(Stored data entries)
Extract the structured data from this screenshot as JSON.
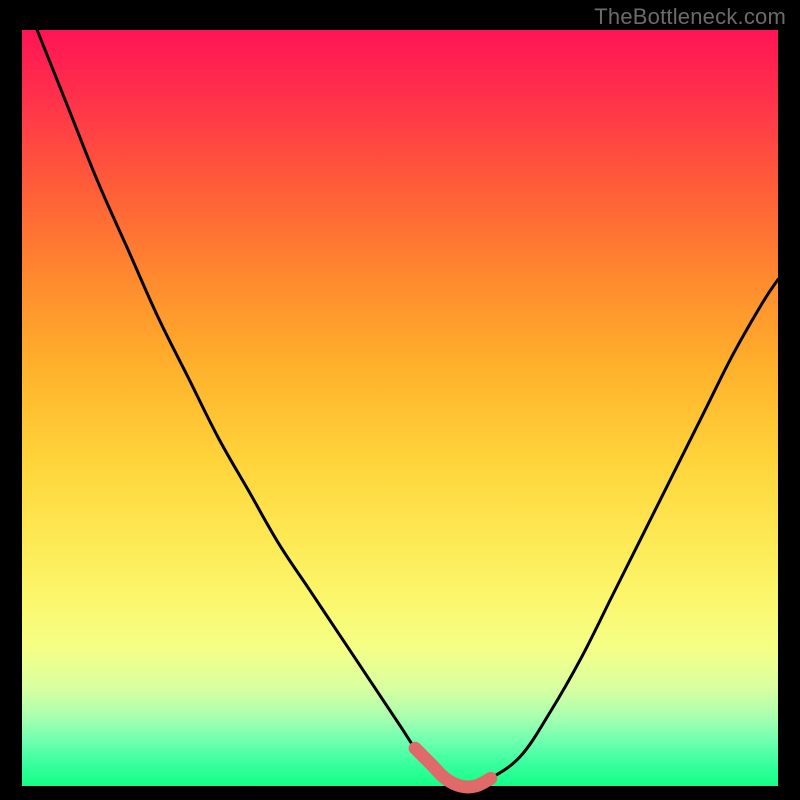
{
  "watermark": "TheBottleneck.com",
  "colors": {
    "background": "#000000",
    "curve_stroke": "#000000",
    "highlight_stroke": "#e06a6a",
    "gradient_top": "#ff1455",
    "gradient_bottom": "#14ff86"
  },
  "chart_data": {
    "type": "line",
    "title": "",
    "xlabel": "",
    "ylabel": "",
    "xlim": [
      0,
      100
    ],
    "ylim": [
      0,
      100
    ],
    "grid": false,
    "legend": false,
    "annotations": [
      "TheBottleneck.com"
    ],
    "series": [
      {
        "name": "bottleneck-curve",
        "x": [
          2,
          6,
          10,
          14,
          18,
          22,
          26,
          30,
          34,
          38,
          42,
          46,
          50,
          52,
          54,
          56,
          58,
          60,
          62,
          66,
          70,
          74,
          78,
          82,
          86,
          90,
          94,
          98,
          100
        ],
        "y": [
          100,
          90,
          80,
          71,
          62,
          54,
          46,
          39,
          32,
          26,
          20,
          14,
          8,
          5,
          3,
          1,
          0,
          0,
          1,
          4,
          10,
          17,
          25,
          33,
          41,
          49,
          57,
          64,
          67
        ]
      },
      {
        "name": "highlight-segment",
        "x": [
          52,
          54,
          56,
          58,
          60,
          62
        ],
        "y": [
          5,
          3,
          1,
          0,
          0,
          1
        ]
      }
    ]
  }
}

PROBLEM
Identify every line above with the string "name" in it. Copy those lines.

COMPLETED EXERCISE
        "name": "bottleneck-curve",
        "name": "highlight-segment",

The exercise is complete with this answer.